◆ **Requirements**: Word for word, quote the lines from the one containing "Extract all readable text from this page." to the end of the entries below, including both. Leave pictures out.

(Data entries)
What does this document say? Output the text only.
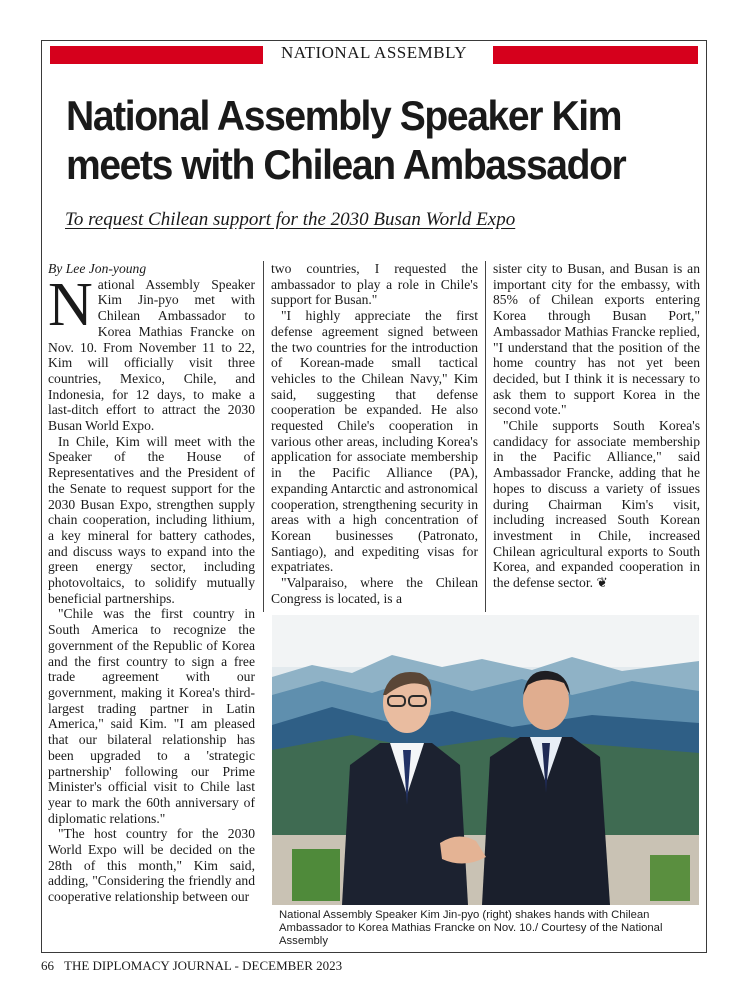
NATIONAL ASSEMBLY
National Assembly Speaker Kim meets with Chilean Ambassador
To request Chilean support for the 2030 Busan World Expo

By Lee Jon-young

National Assembly Speaker Kim Jin-pyo met with Chilean Ambassador to Korea Mathias Francke on Nov. 10. From November 11 to 22, Kim will officially visit three countries, Mexico, Chile, and Indonesia, for 12 days, to make a last-ditch effort to attract the 2030 Busan World Expo.

In Chile, Kim will meet with the Speaker of the House of Representatives and the President of the Senate to request support for the 2030 Busan Expo, strengthen supply chain cooperation, including lithium, a key mineral for battery cathodes, and discuss ways to expand into the green energy sector, including photovoltaics, to solidify mutually beneficial partnerships.

"Chile was the first country in South America to recognize the government of the Republic of Korea and the first country to sign a free trade agreement with our government, making it Korea's third-largest trading partner in Latin America," said Kim. "I am pleased that our bilateral relationship has been upgraded to a 'strategic partnership' following our Prime Minister's official visit to Chile last year to mark the 60th anniversary of diplomatic relations."

"The host country for the 2030 World Expo will be decided on the 28th of this month," Kim said, adding, "Considering the friendly and cooperative relationship between our

two countries, I requested the ambassador to play a role in Chile's support for Busan."

"I highly appreciate the first defense agreement signed between the two countries for the introduction of Korean-made small tactical vehicles to the Chilean Navy," Kim said, suggesting that defense cooperation be expanded. He also requested Chile's cooperation in various other areas, including Korea's application for associate membership in the Pacific Alliance (PA), expanding Antarctic and astronomical cooperation, strengthening security in areas with a high concentration of Korean businesses (Patronato, Santiago), and expediting visas for expatriates.

"Valparaiso, where the Chilean Congress is located, is a

sister city to Busan, and Busan is an important city for the embassy, with 85% of Chilean exports entering Korea through Busan Port," Ambassador Mathias Francke replied, "I understand that the position of the home country has not yet been decided, but I think it is necessary to ask them to support Korea in the second vote."

"Chile supports South Korea's candidacy for associate membership in the Pacific Alliance," said Ambassador Francke, adding that he hopes to discuss a variety of issues during Chairman Kim's visit, including increased South Korean investment in Chile, increased Chilean agricultural exports to South Korea, and expanded cooperation in the defense sector. ❦

National Assembly Speaker Kim Jin-pyo (right) shakes hands with Chilean Ambassador to Korea Mathias Francke on Nov. 10./ Courtesy of the National Assembly
66 THE DIPLOMACY JOURNAL - DECEMBER 2023
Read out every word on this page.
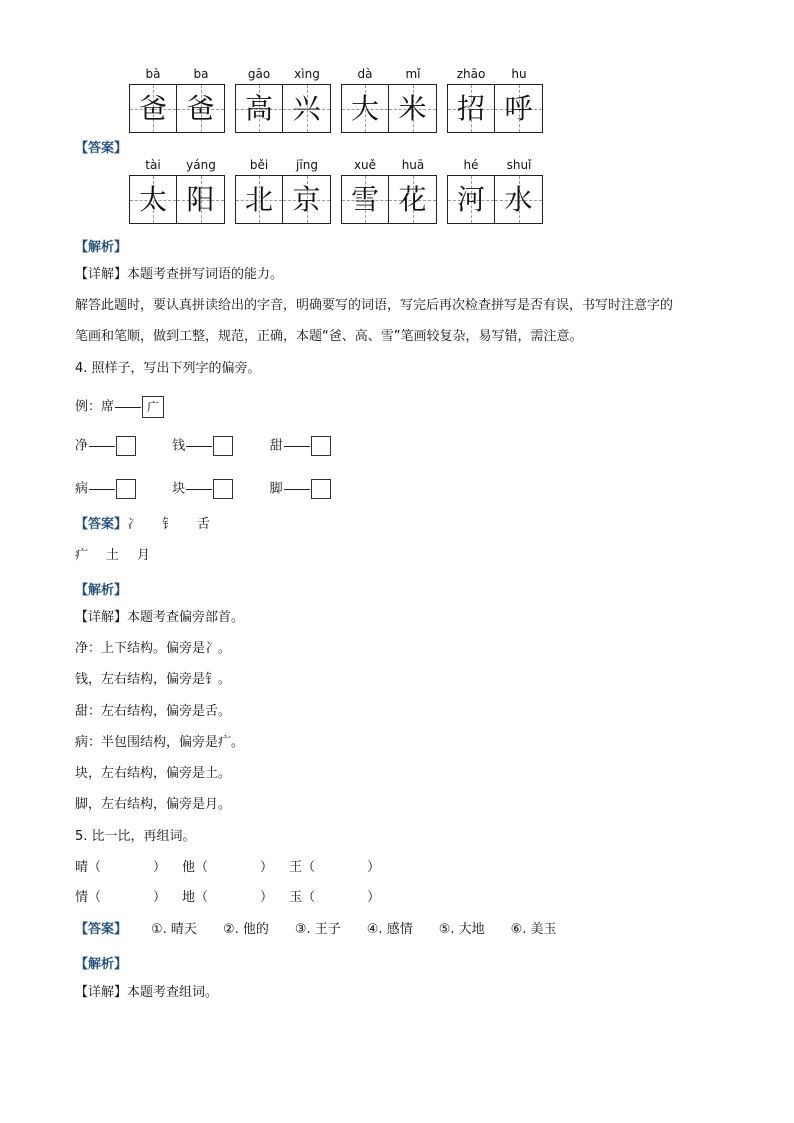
bà	ba	gāo	xìng	dà	mǐ	zhāo	hu
爸 爸 高 兴 大 米 招 呼
【答案】
tài	yáng	běi	jīng	xuě	huā	hé	shuǐ
太 阳 北 京 雪 花 河 水
【解析】
【详解】本题考查拼写词语的能力。
解答此题时，要认真拼读给出的字音，明确要写的词语，写完后再次检查拼写是否有误，书写时注意字的
笔画和笔顺，做到工整，规范，正确，本题“爸、高、雪”笔画较复杂，易写错，需注意。
4. 照样子，写出下列字的偏旁。
例：席	广
净	钱	甜
病	块	脚
【答案】冫 钅 舌
疒 土 月
【解析】
【详解】本题考查偏旁部首。
净：上下结构。偏旁是冫。
钱，左右结构，偏旁是钅。
甜：左右结构，偏旁是舌。
病：半包围结构，偏旁是疒。
块，左右结构，偏旁是土。
脚，左右结构，偏旁是月。
5. 比一比，再组词。
晴（	） 他（	） 王（	）
情（	） 地（	） 玉（	）
【答案】 ①. 晴天 ②. 他的 ③. 王子 ④. 感情 ⑤. 大地 ⑥. 美玉
【解析】
【详解】本题考查组词。
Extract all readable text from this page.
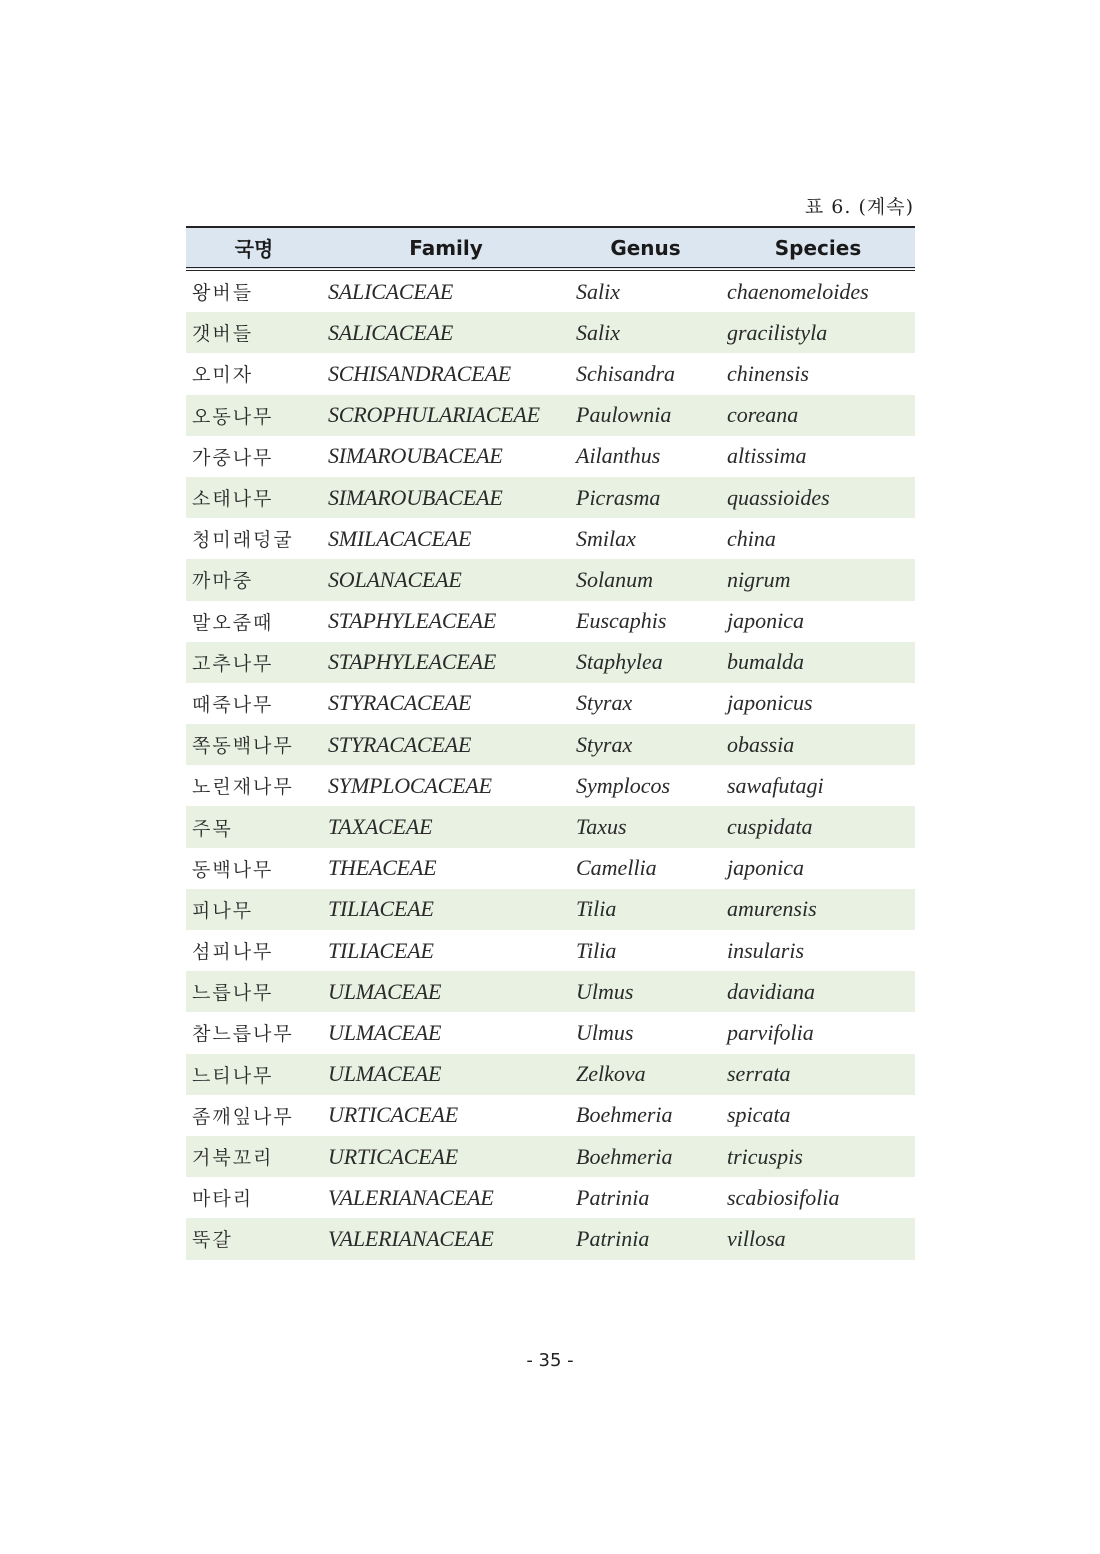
표 6. (계속)
국명	Family	Genus	Species
왕버들	SALICACEAE	Salix	chaenomeloides
갯버들	SALICACEAE	Salix	gracilistyla
오미자	SCHISANDRACEAE	Schisandra	chinensis
오동나무	SCROPHULARIACEAE	Paulownia	coreana
가중나무	SIMAROUBACEAE	Ailanthus	altissima
소태나무	SIMAROUBACEAE	Picrasma	quassioides
청미래덩굴	SMILACACEAE	Smilax	china
까마중	SOLANACEAE	Solanum	nigrum
말오줌때	STAPHYLEACEAE	Euscaphis	japonica
고추나무	STAPHYLEACEAE	Staphylea	bumalda
때죽나무	STYRACACEAE	Styrax	japonicus
쪽동백나무	STYRACACEAE	Styrax	obassia
노린재나무	SYMPLOCACEAE	Symplocos	sawafutagi
주목	TAXACEAE	Taxus	cuspidata
동백나무	THEACEAE	Camellia	japonica
피나무	TILIACEAE	Tilia	amurensis
섬피나무	TILIACEAE	Tilia	insularis
느릅나무	ULMACEAE	Ulmus	davidiana
참느릅나무	ULMACEAE	Ulmus	parvifolia
느티나무	ULMACEAE	Zelkova	serrata
좀깨잎나무	URTICACEAE	Boehmeria	spicata
거북꼬리	URTICACEAE	Boehmeria	tricuspis
마타리	VALERIANACEAE	Patrinia	scabiosifolia
뚝갈	VALERIANACEAE	Patrinia	villosa
- 35 -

◆ **Full response**:
Extract all readable text from this page.
표 6. (계속)
국명	Family	Genus	Species
왕버들	SALICACEAE	Salix	chaenomeloides
갯버들	SALICACEAE	Salix	gracilistyla
오미자	SCHISANDRACEAE	Schisandra	chinensis
오동나무	SCROPHULARIACEAE	Paulownia	coreana
가중나무	SIMAROUBACEAE	Ailanthus	altissima
소태나무	SIMAROUBACEAE	Picrasma	quassioides
청미래덩굴	SMILACACEAE	Smilax	china
까마중	SOLANACEAE	Solanum	nigrum
말오줌때	STAPHYLEACEAE	Euscaphis	japonica
고추나무	STAPHYLEACEAE	Staphylea	bumalda
때죽나무	STYRACACEAE	Styrax	japonicus
쪽동백나무	STYRACACEAE	Styrax	obassia
노린재나무	SYMPLOCACEAE	Symplocos	sawafutagi
주목	TAXACEAE	Taxus	cuspidata
동백나무	THEACEAE	Camellia	japonica
피나무	TILIACEAE	Tilia	amurensis
섬피나무	TILIACEAE	Tilia	insularis
느릅나무	ULMACEAE	Ulmus	davidiana
참느릅나무	ULMACEAE	Ulmus	parvifolia
느티나무	ULMACEAE	Zelkova	serrata
좀깨잎나무	URTICACEAE	Boehmeria	spicata
거북꼬리	URTICACEAE	Boehmeria	tricuspis
마타리	VALERIANACEAE	Patrinia	scabiosifolia
뚝갈	VALERIANACEAE	Patrinia	villosa
- 35 -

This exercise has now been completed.